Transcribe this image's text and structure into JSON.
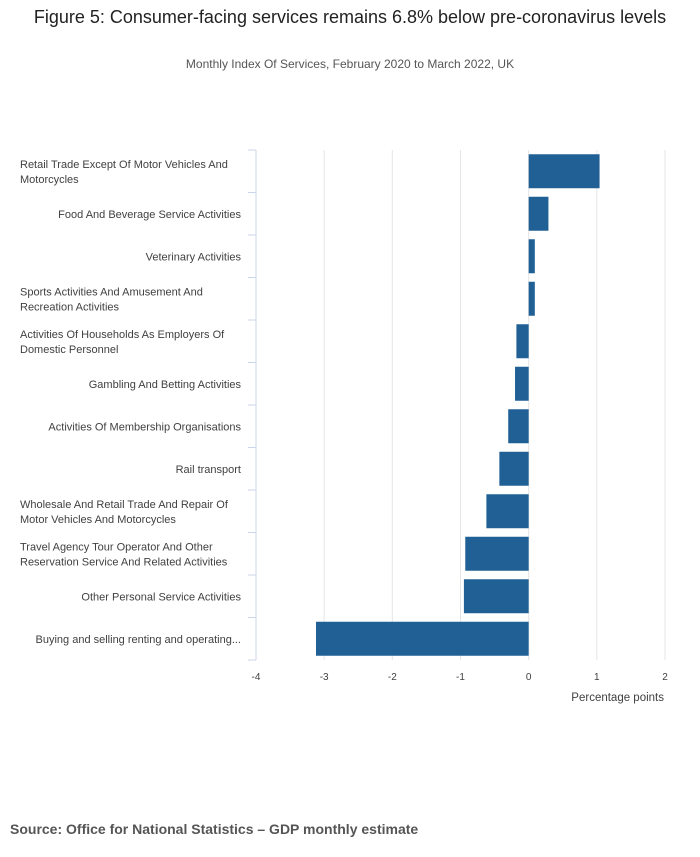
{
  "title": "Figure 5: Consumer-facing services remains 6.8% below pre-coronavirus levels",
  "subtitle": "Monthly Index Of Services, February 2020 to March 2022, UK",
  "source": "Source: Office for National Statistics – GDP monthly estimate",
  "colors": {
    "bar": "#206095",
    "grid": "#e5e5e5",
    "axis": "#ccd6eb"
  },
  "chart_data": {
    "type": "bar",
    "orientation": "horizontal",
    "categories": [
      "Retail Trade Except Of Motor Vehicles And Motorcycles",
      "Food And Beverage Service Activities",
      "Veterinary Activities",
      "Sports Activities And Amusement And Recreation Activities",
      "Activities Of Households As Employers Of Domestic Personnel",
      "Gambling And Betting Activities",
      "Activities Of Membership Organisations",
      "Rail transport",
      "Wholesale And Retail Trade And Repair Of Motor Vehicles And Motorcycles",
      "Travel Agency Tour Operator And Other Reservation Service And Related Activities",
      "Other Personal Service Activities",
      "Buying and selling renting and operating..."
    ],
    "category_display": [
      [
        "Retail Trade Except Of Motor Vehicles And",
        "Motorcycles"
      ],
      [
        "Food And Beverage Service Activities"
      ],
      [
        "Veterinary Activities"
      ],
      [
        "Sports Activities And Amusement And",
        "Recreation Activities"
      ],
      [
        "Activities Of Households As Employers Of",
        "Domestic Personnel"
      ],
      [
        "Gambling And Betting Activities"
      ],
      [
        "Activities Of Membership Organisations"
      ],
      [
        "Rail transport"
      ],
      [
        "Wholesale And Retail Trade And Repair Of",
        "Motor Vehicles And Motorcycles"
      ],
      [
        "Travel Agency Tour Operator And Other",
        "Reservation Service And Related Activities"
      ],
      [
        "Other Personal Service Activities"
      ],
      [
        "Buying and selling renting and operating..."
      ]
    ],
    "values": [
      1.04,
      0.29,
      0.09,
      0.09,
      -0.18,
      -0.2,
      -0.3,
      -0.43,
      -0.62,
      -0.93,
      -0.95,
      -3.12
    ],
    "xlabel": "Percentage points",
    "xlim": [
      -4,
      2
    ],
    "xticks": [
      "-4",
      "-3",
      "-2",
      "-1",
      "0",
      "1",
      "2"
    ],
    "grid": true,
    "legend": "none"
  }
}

○ ○ ○ ○ ○

Task requirements: Exact copy, no pictures: reproduce every record above.

Response for this exercise:
Transcribe this image's text and structure into JSON.
{
  "title": "Figure 5: Consumer-facing services remains 6.8% below pre-coronavirus levels",
  "subtitle": "Monthly Index Of Services, February 2020 to March 2022, UK",
  "source": "Source: Office for National Statistics – GDP monthly estimate",
  "colors": {
    "bar": "#206095",
    "grid": "#e5e5e5",
    "axis": "#ccd6eb"
  },
  "chart_data": {
    "type": "bar",
    "orientation": "horizontal",
    "categories": [
      "Retail Trade Except Of Motor Vehicles And Motorcycles",
      "Food And Beverage Service Activities",
      "Veterinary Activities",
      "Sports Activities And Amusement And Recreation Activities",
      "Activities Of Households As Employers Of Domestic Personnel",
      "Gambling And Betting Activities",
      "Activities Of Membership Organisations",
      "Rail transport",
      "Wholesale And Retail Trade And Repair Of Motor Vehicles And Motorcycles",
      "Travel Agency Tour Operator And Other Reservation Service And Related Activities",
      "Other Personal Service Activities",
      "Buying and selling renting and operating..."
    ],
    "category_display": [
      [
        "Retail Trade Except Of Motor Vehicles And",
        "Motorcycles"
      ],
      [
        "Food And Beverage Service Activities"
      ],
      [
        "Veterinary Activities"
      ],
      [
        "Sports Activities And Amusement And",
        "Recreation Activities"
      ],
      [
        "Activities Of Households As Employers Of",
        "Domestic Personnel"
      ],
      [
        "Gambling And Betting Activities"
      ],
      [
        "Activities Of Membership Organisations"
      ],
      [
        "Rail transport"
      ],
      [
        "Wholesale And Retail Trade And Repair Of",
        "Motor Vehicles And Motorcycles"
      ],
      [
        "Travel Agency Tour Operator And Other",
        "Reservation Service And Related Activities"
      ],
      [
        "Other Personal Service Activities"
      ],
      [
        "Buying and selling renting and operating..."
      ]
    ],
    "values": [
      1.04,
      0.29,
      0.09,
      0.09,
      -0.18,
      -0.2,
      -0.3,
      -0.43,
      -0.62,
      -0.93,
      -0.95,
      -3.12
    ],
    "xlabel": "Percentage points",
    "xlim": [
      -4,
      2
    ],
    "xticks": [
      "-4",
      "-3",
      "-2",
      "-1",
      "0",
      "1",
      "2"
    ],
    "grid": true,
    "legend": "none"
  }
}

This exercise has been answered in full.